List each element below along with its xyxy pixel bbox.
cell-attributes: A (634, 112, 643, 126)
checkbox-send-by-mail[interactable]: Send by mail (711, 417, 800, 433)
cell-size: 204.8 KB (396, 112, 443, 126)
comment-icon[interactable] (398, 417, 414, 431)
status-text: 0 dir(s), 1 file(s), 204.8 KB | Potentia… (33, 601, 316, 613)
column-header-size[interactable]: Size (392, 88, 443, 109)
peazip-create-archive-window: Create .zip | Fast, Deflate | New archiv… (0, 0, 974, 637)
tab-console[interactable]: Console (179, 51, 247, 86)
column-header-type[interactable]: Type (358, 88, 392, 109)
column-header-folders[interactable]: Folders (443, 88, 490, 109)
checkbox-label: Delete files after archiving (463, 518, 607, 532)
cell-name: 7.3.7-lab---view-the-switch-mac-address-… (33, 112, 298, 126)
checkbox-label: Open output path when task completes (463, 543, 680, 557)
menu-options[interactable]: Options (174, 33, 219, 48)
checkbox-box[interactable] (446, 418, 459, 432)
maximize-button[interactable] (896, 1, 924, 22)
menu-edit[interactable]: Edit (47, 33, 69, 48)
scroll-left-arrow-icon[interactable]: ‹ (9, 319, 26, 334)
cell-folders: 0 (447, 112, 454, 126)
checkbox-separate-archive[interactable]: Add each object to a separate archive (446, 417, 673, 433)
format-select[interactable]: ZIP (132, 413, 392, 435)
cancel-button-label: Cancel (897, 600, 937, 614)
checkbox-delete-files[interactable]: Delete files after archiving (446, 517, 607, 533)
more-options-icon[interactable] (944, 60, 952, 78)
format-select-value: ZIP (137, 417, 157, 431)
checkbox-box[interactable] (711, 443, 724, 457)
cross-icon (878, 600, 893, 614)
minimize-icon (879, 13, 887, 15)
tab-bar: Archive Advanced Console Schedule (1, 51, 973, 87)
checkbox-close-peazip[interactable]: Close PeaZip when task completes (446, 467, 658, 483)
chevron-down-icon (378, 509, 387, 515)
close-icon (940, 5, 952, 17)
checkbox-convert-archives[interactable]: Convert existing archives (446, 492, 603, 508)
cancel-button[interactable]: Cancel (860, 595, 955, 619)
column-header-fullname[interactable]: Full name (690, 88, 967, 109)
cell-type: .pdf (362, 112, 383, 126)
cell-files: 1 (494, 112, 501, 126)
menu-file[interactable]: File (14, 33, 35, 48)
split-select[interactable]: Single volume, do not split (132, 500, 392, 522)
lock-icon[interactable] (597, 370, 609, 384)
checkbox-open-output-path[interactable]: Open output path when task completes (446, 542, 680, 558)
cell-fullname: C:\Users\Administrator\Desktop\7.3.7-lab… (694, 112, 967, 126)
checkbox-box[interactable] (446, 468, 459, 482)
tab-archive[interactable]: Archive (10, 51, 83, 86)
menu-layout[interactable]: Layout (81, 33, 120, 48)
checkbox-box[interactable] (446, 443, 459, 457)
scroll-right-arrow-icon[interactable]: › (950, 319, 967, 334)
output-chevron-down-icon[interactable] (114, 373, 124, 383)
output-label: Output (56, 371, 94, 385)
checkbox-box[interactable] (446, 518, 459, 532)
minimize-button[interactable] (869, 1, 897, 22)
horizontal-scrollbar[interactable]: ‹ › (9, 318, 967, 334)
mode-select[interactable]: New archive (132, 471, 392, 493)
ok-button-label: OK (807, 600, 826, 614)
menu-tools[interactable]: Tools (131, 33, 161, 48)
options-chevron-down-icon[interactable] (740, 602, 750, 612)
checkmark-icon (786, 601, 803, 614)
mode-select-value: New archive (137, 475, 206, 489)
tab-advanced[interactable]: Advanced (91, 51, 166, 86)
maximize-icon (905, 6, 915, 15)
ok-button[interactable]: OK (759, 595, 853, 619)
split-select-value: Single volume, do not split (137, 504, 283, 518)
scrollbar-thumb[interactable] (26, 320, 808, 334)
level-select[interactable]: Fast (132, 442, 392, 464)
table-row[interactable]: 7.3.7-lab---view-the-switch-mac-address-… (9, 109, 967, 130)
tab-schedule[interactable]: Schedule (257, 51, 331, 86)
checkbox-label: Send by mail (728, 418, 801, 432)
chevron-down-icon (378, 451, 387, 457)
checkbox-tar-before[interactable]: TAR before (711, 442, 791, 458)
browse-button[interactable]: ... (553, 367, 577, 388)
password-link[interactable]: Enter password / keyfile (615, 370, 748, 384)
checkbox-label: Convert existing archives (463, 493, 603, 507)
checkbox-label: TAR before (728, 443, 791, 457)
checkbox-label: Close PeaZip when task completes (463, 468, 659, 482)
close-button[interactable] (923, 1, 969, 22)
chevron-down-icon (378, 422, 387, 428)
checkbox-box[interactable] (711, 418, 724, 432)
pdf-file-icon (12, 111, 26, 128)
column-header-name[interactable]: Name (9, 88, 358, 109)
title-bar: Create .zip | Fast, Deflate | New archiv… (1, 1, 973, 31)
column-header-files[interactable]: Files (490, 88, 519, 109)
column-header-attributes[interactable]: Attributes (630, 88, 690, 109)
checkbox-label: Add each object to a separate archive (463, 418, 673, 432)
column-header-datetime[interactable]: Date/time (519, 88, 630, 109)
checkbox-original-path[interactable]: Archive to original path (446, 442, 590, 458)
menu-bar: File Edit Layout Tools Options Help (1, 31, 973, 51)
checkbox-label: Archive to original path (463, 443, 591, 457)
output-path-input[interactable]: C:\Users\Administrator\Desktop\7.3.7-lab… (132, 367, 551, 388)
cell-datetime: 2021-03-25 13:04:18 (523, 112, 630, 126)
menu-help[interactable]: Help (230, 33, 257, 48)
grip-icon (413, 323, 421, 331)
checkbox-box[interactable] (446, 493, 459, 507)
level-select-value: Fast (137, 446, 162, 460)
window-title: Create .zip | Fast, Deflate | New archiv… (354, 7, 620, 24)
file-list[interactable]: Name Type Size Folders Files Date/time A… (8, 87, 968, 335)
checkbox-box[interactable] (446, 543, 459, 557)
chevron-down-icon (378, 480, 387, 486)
----------
— WORK TO COMPLETE —
Reproduce every row above word for word, with no changes.

— RESULT —
List each element below along with its xyxy pixel bbox.
cell-attributes: A (634, 112, 643, 126)
checkbox-send-by-mail[interactable]: Send by mail (711, 417, 800, 433)
cell-size: 204.8 KB (396, 112, 443, 126)
comment-icon[interactable] (398, 417, 414, 431)
status-text: 0 dir(s), 1 file(s), 204.8 KB | Potentia… (33, 601, 316, 613)
column-header-size[interactable]: Size (392, 88, 443, 109)
peazip-create-archive-window: Create .zip | Fast, Deflate | New archiv… (0, 0, 974, 637)
tab-console[interactable]: Console (179, 51, 247, 86)
column-header-type[interactable]: Type (358, 88, 392, 109)
column-header-folders[interactable]: Folders (443, 88, 490, 109)
checkbox-label: Delete files after archiving (463, 518, 607, 532)
cell-name: 7.3.7-lab---view-the-switch-mac-address-… (33, 112, 298, 126)
checkbox-label: Open output path when task completes (463, 543, 680, 557)
menu-options[interactable]: Options (174, 33, 219, 48)
checkbox-box[interactable] (446, 418, 459, 432)
maximize-button[interactable] (896, 1, 924, 22)
menu-edit[interactable]: Edit (47, 33, 69, 48)
scroll-left-arrow-icon[interactable]: ‹ (9, 319, 26, 334)
cell-folders: 0 (447, 112, 454, 126)
checkbox-separate-archive[interactable]: Add each object to a separate archive (446, 417, 673, 433)
format-select[interactable]: ZIP (132, 413, 392, 435)
cancel-button-label: Cancel (897, 600, 937, 614)
checkbox-delete-files[interactable]: Delete files after archiving (446, 517, 607, 533)
more-options-icon[interactable] (944, 60, 952, 78)
format-select-value: ZIP (137, 417, 157, 431)
checkbox-box[interactable] (711, 443, 724, 457)
cross-icon (878, 600, 893, 614)
minimize-icon (879, 13, 887, 15)
tab-bar: Archive Advanced Console Schedule (1, 51, 973, 87)
checkbox-close-peazip[interactable]: Close PeaZip when task completes (446, 467, 658, 483)
chevron-down-icon (378, 509, 387, 515)
close-icon (940, 5, 952, 17)
checkbox-convert-archives[interactable]: Convert existing archives (446, 492, 603, 508)
cancel-button[interactable]: Cancel (860, 595, 955, 619)
column-header-fullname[interactable]: Full name (690, 88, 967, 109)
cell-type: .pdf (362, 112, 383, 126)
cell-files: 1 (494, 112, 501, 126)
menu-file[interactable]: File (14, 33, 35, 48)
split-select[interactable]: Single volume, do not split (132, 500, 392, 522)
lock-icon[interactable] (597, 370, 609, 384)
checkbox-open-output-path[interactable]: Open output path when task completes (446, 542, 680, 558)
cell-fullname: C:\Users\Administrator\Desktop\7.3.7-lab… (694, 112, 967, 126)
checkbox-box[interactable] (446, 468, 459, 482)
tab-archive[interactable]: Archive (10, 51, 83, 86)
menu-layout[interactable]: Layout (81, 33, 120, 48)
checkbox-box[interactable] (446, 443, 459, 457)
scroll-right-arrow-icon[interactable]: › (950, 319, 967, 334)
output-chevron-down-icon[interactable] (114, 373, 124, 383)
output-label: Output (56, 371, 94, 385)
checkbox-box[interactable] (446, 518, 459, 532)
minimize-button[interactable] (869, 1, 897, 22)
horizontal-scrollbar[interactable]: ‹ › (9, 318, 967, 334)
mode-select[interactable]: New archive (132, 471, 392, 493)
ok-button-label: OK (807, 600, 826, 614)
menu-tools[interactable]: Tools (131, 33, 161, 48)
options-chevron-down-icon[interactable] (740, 602, 750, 612)
checkmark-icon (786, 601, 803, 614)
mode-select-value: New archive (137, 475, 206, 489)
tab-advanced[interactable]: Advanced (91, 51, 166, 86)
maximize-icon (905, 6, 915, 15)
ok-button[interactable]: OK (759, 595, 853, 619)
split-select-value: Single volume, do not split (137, 504, 283, 518)
scrollbar-thumb[interactable] (26, 320, 808, 334)
level-select[interactable]: Fast (132, 442, 392, 464)
table-row[interactable]: 7.3.7-lab---view-the-switch-mac-address-… (9, 109, 967, 130)
tab-schedule[interactable]: Schedule (257, 51, 331, 86)
checkbox-label: Send by mail (728, 418, 801, 432)
chevron-down-icon (378, 451, 387, 457)
checkbox-tar-before[interactable]: TAR before (711, 442, 791, 458)
browse-button[interactable]: ... (553, 367, 577, 388)
password-link[interactable]: Enter password / keyfile (615, 370, 748, 384)
checkbox-label: Convert existing archives (463, 493, 603, 507)
checkbox-label: TAR before (728, 443, 791, 457)
checkbox-label: Close PeaZip when task completes (463, 468, 659, 482)
close-button[interactable] (923, 1, 969, 22)
chevron-down-icon (378, 422, 387, 428)
checkbox-box[interactable] (711, 418, 724, 432)
pdf-file-icon (12, 111, 26, 128)
column-header-name[interactable]: Name (9, 88, 358, 109)
title-bar: Create .zip | Fast, Deflate | New archiv… (1, 1, 973, 31)
column-header-files[interactable]: Files (490, 88, 519, 109)
column-header-attributes[interactable]: Attributes (630, 88, 690, 109)
checkbox-label: Add each object to a separate archive (463, 418, 673, 432)
column-header-datetime[interactable]: Date/time (519, 88, 630, 109)
checkbox-original-path[interactable]: Archive to original path (446, 442, 590, 458)
menu-bar: File Edit Layout Tools Options Help (1, 31, 973, 51)
checkbox-label: Archive to original path (463, 443, 591, 457)
output-path-input[interactable]: C:\Users\Administrator\Desktop\7.3.7-lab… (132, 367, 551, 388)
cell-datetime: 2021-03-25 13:04:18 (523, 112, 630, 126)
menu-help[interactable]: Help (230, 33, 257, 48)
grip-icon (413, 323, 421, 331)
checkbox-box[interactable] (446, 493, 459, 507)
level-select-value: Fast (137, 446, 162, 460)
window-title: Create .zip | Fast, Deflate | New archiv… (354, 7, 620, 24)
file-list[interactable]: Name Type Size Folders Files Date/time A… (8, 87, 968, 335)
checkbox-box[interactable] (446, 543, 459, 557)
chevron-down-icon (378, 480, 387, 486)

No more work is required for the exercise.